- OBJECTIVE: Return only the number of lines in the entries below that hold the word "title".
· · · · · · ·
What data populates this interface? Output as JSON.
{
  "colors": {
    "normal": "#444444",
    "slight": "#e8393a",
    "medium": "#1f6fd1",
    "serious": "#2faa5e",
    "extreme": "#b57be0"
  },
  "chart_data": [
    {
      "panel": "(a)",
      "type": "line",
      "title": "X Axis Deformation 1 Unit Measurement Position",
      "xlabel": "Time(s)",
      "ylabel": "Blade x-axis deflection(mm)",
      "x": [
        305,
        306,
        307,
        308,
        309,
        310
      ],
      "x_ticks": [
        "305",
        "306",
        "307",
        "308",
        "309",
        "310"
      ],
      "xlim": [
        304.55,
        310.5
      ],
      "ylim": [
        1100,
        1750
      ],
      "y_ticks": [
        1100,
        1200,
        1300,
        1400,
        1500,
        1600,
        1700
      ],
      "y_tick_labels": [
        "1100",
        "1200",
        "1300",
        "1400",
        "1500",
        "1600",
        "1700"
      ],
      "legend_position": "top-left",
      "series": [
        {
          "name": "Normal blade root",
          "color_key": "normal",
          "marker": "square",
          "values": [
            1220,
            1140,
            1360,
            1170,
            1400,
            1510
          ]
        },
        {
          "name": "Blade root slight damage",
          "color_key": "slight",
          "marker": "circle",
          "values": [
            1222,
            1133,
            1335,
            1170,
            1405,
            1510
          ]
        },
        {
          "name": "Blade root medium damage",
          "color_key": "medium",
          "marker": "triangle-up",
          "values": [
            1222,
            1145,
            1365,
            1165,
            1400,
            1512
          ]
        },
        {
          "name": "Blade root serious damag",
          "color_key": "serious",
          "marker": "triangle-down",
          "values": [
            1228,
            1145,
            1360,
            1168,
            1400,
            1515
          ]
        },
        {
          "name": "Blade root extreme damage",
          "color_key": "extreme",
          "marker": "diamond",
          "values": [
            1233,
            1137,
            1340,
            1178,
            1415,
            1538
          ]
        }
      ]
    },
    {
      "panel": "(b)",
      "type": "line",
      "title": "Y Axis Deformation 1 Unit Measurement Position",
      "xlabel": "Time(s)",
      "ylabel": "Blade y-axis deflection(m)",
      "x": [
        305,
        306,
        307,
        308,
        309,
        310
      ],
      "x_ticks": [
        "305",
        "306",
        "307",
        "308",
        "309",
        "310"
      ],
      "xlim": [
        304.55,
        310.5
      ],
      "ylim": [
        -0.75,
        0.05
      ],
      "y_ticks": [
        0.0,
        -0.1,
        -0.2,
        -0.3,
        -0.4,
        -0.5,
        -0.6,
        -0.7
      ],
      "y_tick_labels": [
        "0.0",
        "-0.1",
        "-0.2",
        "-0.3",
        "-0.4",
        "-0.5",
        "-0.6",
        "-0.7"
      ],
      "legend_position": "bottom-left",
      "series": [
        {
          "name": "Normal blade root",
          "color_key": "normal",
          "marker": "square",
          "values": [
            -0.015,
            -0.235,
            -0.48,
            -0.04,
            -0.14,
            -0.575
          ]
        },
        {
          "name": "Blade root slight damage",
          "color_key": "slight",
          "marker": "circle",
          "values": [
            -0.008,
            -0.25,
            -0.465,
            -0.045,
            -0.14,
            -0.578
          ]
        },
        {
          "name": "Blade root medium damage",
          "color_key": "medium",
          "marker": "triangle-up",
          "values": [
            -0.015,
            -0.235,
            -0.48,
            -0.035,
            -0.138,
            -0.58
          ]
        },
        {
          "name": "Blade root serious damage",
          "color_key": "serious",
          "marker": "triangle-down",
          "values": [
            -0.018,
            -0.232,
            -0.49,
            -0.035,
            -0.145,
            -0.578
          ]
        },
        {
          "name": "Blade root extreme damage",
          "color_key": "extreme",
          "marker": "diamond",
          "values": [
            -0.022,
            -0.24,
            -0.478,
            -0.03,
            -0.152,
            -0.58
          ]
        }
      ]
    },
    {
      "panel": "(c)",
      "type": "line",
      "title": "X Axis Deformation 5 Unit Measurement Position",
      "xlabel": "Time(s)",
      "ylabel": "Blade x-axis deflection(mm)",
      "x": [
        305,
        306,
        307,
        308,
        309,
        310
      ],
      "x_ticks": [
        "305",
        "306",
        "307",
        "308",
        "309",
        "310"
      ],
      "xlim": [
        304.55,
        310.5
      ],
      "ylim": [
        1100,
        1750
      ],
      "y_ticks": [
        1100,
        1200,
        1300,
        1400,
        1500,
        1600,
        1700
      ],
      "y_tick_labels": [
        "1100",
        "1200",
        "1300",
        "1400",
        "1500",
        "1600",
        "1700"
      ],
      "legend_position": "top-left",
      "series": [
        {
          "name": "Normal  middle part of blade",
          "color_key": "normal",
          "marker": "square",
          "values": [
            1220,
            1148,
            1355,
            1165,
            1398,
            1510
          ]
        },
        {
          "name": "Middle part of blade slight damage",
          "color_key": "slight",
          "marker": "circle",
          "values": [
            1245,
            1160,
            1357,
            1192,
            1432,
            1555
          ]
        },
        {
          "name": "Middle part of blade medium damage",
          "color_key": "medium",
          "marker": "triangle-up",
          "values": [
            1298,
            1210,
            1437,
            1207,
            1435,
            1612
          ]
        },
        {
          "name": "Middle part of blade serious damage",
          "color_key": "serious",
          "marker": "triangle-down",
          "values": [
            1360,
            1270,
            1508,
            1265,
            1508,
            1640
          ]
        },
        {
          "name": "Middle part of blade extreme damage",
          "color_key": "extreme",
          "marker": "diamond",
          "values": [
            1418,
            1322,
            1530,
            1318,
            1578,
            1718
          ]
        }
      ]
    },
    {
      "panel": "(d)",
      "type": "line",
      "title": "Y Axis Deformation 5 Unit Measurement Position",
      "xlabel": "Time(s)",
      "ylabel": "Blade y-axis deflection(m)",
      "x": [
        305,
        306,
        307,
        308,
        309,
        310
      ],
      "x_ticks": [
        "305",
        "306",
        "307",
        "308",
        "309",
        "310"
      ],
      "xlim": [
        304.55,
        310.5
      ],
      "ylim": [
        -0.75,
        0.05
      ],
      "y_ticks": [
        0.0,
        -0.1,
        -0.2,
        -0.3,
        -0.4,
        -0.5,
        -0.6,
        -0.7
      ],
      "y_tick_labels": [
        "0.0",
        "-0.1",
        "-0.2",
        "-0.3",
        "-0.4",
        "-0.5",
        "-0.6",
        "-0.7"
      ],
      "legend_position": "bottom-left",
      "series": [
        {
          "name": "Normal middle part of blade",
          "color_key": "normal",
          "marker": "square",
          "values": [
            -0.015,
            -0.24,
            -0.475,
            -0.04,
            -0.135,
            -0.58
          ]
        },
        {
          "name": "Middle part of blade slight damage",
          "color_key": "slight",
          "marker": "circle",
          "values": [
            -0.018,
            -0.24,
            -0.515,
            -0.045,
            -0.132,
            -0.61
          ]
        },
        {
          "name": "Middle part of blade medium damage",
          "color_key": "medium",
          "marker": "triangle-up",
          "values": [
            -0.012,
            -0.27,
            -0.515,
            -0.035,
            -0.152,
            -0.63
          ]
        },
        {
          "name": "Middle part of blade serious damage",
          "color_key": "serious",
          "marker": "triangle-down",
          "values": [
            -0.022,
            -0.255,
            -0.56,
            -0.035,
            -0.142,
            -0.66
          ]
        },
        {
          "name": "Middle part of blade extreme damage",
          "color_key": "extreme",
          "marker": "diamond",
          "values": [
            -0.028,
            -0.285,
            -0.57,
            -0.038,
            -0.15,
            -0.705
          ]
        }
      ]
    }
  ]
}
· · · · · · ·
- EXERCISE ANSWER: 4